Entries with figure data
------

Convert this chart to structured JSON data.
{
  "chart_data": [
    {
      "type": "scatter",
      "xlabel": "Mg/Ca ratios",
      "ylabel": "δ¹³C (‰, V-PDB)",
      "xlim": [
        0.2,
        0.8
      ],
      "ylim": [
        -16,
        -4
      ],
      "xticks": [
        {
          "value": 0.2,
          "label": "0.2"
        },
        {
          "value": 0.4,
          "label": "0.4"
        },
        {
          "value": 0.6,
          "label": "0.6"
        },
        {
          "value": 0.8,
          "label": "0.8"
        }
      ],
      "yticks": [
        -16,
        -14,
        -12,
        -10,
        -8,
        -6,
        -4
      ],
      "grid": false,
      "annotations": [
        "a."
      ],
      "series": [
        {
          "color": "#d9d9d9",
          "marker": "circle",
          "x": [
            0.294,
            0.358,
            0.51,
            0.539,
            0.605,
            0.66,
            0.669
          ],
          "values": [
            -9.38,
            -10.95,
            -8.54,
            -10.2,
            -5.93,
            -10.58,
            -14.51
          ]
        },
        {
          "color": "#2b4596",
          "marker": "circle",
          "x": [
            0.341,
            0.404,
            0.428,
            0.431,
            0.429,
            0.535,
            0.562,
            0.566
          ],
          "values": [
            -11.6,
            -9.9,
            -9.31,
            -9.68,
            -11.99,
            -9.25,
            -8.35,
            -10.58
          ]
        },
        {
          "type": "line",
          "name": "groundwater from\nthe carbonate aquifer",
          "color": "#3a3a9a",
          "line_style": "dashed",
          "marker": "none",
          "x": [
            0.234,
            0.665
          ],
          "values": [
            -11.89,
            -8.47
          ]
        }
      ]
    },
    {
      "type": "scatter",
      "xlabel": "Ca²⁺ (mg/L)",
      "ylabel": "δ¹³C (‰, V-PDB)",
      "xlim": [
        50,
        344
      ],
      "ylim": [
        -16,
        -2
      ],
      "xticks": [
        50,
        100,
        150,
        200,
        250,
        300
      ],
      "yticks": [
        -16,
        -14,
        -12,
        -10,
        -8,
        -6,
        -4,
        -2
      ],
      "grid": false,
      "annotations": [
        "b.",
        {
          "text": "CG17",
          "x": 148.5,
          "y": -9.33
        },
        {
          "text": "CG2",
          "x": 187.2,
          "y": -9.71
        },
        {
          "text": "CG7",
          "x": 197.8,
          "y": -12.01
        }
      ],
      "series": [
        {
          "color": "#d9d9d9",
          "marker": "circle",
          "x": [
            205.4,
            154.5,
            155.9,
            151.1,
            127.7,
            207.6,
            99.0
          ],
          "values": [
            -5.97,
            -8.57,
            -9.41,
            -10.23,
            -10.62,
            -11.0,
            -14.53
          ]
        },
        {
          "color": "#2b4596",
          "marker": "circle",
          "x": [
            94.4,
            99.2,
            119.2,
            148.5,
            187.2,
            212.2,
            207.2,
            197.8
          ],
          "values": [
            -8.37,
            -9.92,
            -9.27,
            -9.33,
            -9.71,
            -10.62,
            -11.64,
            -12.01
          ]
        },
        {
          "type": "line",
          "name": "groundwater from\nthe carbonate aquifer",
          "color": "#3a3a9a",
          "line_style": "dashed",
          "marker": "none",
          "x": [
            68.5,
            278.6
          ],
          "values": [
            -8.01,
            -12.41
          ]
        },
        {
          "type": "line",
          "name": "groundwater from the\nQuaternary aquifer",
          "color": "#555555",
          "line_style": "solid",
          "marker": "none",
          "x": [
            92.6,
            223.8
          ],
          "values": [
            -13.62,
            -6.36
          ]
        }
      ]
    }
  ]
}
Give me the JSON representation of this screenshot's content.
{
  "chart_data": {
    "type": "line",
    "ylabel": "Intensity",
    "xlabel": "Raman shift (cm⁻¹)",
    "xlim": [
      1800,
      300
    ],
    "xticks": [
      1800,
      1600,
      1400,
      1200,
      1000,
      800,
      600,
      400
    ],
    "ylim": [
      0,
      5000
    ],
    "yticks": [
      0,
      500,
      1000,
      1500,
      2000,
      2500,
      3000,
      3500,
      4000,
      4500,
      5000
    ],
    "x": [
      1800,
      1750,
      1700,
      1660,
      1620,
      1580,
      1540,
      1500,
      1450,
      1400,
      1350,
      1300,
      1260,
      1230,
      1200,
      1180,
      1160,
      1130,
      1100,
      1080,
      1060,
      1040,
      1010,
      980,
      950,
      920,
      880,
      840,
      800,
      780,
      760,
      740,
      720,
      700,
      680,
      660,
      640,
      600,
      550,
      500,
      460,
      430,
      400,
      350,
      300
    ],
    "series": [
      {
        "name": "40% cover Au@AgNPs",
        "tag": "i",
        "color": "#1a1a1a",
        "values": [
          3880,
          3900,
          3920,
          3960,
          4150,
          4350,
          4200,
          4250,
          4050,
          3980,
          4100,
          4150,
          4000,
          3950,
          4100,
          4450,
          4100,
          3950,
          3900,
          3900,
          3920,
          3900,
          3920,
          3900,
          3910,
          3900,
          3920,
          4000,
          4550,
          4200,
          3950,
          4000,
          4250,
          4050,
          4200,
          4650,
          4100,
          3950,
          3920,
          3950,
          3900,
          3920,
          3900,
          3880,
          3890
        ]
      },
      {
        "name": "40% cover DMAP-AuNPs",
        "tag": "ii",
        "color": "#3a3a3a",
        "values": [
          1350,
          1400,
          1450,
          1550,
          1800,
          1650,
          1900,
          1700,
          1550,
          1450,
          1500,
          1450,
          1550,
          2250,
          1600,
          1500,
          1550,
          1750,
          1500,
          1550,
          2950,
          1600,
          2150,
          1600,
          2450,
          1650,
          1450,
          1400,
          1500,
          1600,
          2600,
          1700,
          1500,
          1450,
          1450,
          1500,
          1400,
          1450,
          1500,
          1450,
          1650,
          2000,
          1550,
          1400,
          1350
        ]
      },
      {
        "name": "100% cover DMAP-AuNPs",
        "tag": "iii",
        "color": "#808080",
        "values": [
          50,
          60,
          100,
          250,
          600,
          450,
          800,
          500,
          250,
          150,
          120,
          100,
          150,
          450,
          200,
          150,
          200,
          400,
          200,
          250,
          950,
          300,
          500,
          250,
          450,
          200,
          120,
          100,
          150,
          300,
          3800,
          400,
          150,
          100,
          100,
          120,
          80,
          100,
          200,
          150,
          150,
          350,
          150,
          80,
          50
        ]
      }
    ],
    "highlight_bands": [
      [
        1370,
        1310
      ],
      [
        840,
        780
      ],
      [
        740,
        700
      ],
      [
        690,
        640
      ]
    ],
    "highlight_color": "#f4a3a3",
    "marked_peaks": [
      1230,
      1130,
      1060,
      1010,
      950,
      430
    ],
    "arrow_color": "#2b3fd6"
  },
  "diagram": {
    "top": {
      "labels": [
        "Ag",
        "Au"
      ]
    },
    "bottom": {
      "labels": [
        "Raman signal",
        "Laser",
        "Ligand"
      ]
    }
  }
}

------

_Written instruction_
Please reproduce each line exactly as written.

_Task output_
Convert this chart to structured JSON data.
{
  "chart_data": [
    {
      "type": "scatter",
      "xlabel": "Mg/Ca ratios",
      "ylabel": "δ¹³C (‰, V-PDB)",
      "xlim": [
        0.2,
        0.8
      ],
      "ylim": [
        -16,
        -4
      ],
      "xticks": [
        {
          "value": 0.2,
          "label": "0.2"
        },
        {
          "value": 0.4,
          "label": "0.4"
        },
        {
          "value": 0.6,
          "label": "0.6"
        },
        {
          "value": 0.8,
          "label": "0.8"
        }
      ],
      "yticks": [
        -16,
        -14,
        -12,
        -10,
        -8,
        -6,
        -4
      ],
      "grid": false,
      "annotations": [
        "a."
      ],
      "series": [
        {
          "color": "#d9d9d9",
          "marker": "circle",
          "x": [
            0.294,
            0.358,
            0.51,
            0.539,
            0.605,
            0.66,
            0.669
          ],
          "values": [
            -9.38,
            -10.95,
            -8.54,
            -10.2,
            -5.93,
            -10.58,
            -14.51
          ]
        },
        {
          "color": "#2b4596",
          "marker": "circle",
          "x": [
            0.341,
            0.404,
            0.428,
            0.431,
            0.429,
            0.535,
            0.562,
            0.566
          ],
          "values": [
            -11.6,
            -9.9,
            -9.31,
            -9.68,
            -11.99,
            -9.25,
            -8.35,
            -10.58
          ]
        },
        {
          "type": "line",
          "name": "groundwater from\nthe carbonate aquifer",
          "color": "#3a3a9a",
          "line_style": "dashed",
          "marker": "none",
          "x": [
            0.234,
            0.665
          ],
          "values": [
            -11.89,
            -8.47
          ]
        }
      ]
    },
    {
      "type": "scatter",
      "xlabel": "Ca²⁺ (mg/L)",
      "ylabel": "δ¹³C (‰, V-PDB)",
      "xlim": [
        50,
        344
      ],
      "ylim": [
        -16,
        -2
      ],
      "xticks": [
        50,
        100,
        150,
        200,
        250,
        300
      ],
      "yticks": [
        -16,
        -14,
        -12,
        -10,
        -8,
        -6,
        -4,
        -2
      ],
      "grid": false,
      "annotations": [
        "b.",
        {
          "text": "CG17",
          "x": 148.5,
          "y": -9.33
        },
        {
          "text": "CG2",
          "x": 187.2,
          "y": -9.71
        },
        {
          "text": "CG7",
          "x": 197.8,
          "y": -12.01
        }
      ],
      "series": [
        {
          "color": "#d9d9d9",
          "marker": "circle",
          "x": [
            205.4,
            154.5,
            155.9,
            151.1,
            127.7,
            207.6,
            99.0
          ],
          "values": [
            -5.97,
            -8.57,
            -9.41,
            -10.23,
            -10.62,
            -11.0,
            -14.53
          ]
        },
        {
          "color": "#2b4596",
          "marker": "circle",
          "x": [
            94.4,
            99.2,
            119.2,
            148.5,
            187.2,
            212.2,
            207.2,
            197.8
          ],
          "values": [
            -8.37,
            -9.92,
            -9.27,
            -9.33,
            -9.71,
            -10.62,
            -11.64,
            -12.01
          ]
        },
        {
          "type": "line",
          "name": "groundwater from\nthe carbonate aquifer",
          "color": "#3a3a9a",
          "line_style": "dashed",
          "marker": "none",
          "x": [
            68.5,
            278.6
          ],
          "values": [
            -8.01,
            -12.41
          ]
        },
        {
          "type": "line",
          "name": "groundwater from the\nQuaternary aquifer",
          "color": "#555555",
          "line_style": "solid",
          "marker": "none",
          "x": [
            92.6,
            223.8
          ],
          "values": [
            -13.62,
            -6.36
          ]
        }
      ]
    }
  ]
}
Give me the JSON representation of this screenshot's content.
{
  "chart_data": {
    "type": "line",
    "ylabel": "Intensity",
    "xlabel": "Raman shift (cm⁻¹)",
    "xlim": [
      1800,
      300
    ],
    "xticks": [
      1800,
      1600,
      1400,
      1200,
      1000,
      800,
      600,
      400
    ],
    "ylim": [
      0,
      5000
    ],
    "yticks": [
      0,
      500,
      1000,
      1500,
      2000,
      2500,
      3000,
      3500,
      4000,
      4500,
      5000
    ],
    "x": [
      1800,
      1750,
      1700,
      1660,
      1620,
      1580,
      1540,
      1500,
      1450,
      1400,
      1350,
      1300,
      1260,
      1230,
      1200,
      1180,
      1160,
      1130,
      1100,
      1080,
      1060,
      1040,
      1010,
      980,
      950,
      920,
      880,
      840,
      800,
      780,
      760,
      740,
      720,
      700,
      680,
      660,
      640,
      600,
      550,
      500,
      460,
      430,
      400,
      350,
      300
    ],
    "series": [
      {
        "name": "40% cover Au@AgNPs",
        "tag": "i",
        "color": "#1a1a1a",
        "values": [
          3880,
          3900,
          3920,
          3960,
          4150,
          4350,
          4200,
          4250,
          4050,
          3980,
          4100,
          4150,
          4000,
          3950,
          4100,
          4450,
          4100,
          3950,
          3900,
          3900,
          3920,
          3900,
          3920,
          3900,
          3910,
          3900,
          3920,
          4000,
          4550,
          4200,
          3950,
          4000,
          4250,
          4050,
          4200,
          4650,
          4100,
          3950,
          3920,
          3950,
          3900,
          3920,
          3900,
          3880,
          3890
        ]
      },
      {
        "name": "40% cover DMAP-AuNPs",
        "tag": "ii",
        "color": "#3a3a3a",
        "values": [
          1350,
          1400,
          1450,
          1550,
          1800,
          1650,
          1900,
          1700,
          1550,
          1450,
          1500,
          1450,
          1550,
          2250,
          1600,
          1500,
          1550,
          1750,
          1500,
          1550,
          2950,
          1600,
          2150,
          1600,
          2450,
          1650,
          1450,
          1400,
          1500,
          1600,
          2600,
          1700,
          1500,
          1450,
          1450,
          1500,
          1400,
          1450,
          1500,
          1450,
          1650,
          2000,
          1550,
          1400,
          1350
        ]
      },
      {
        "name": "100% cover DMAP-AuNPs",
        "tag": "iii",
        "color": "#808080",
        "values": [
          50,
          60,
          100,
          250,
          600,
          450,
          800,
          500,
          250,
          150,
          120,
          100,
          150,
          450,
          200,
          150,
          200,
          400,
          200,
          250,
          950,
          300,
          500,
          250,
          450,
          200,
          120,
          100,
          150,
          300,
          3800,
          400,
          150,
          100,
          100,
          120,
          80,
          100,
          200,
          150,
          150,
          350,
          150,
          80,
          50
        ]
      }
    ],
    "highlight_bands": [
      [
        1370,
        1310
      ],
      [
        840,
        780
      ],
      [
        740,
        700
      ],
      [
        690,
        640
      ]
    ],
    "highlight_color": "#f4a3a3",
    "marked_peaks": [
      1230,
      1130,
      1060,
      1010,
      950,
      430
    ],
    "arrow_color": "#2b3fd6"
  },
  "diagram": {
    "top": {
      "labels": [
        "Ag",
        "Au"
      ]
    },
    "bottom": {
      "labels": [
        "Raman signal",
        "Laser",
        "Ligand"
      ]
    }
  }
}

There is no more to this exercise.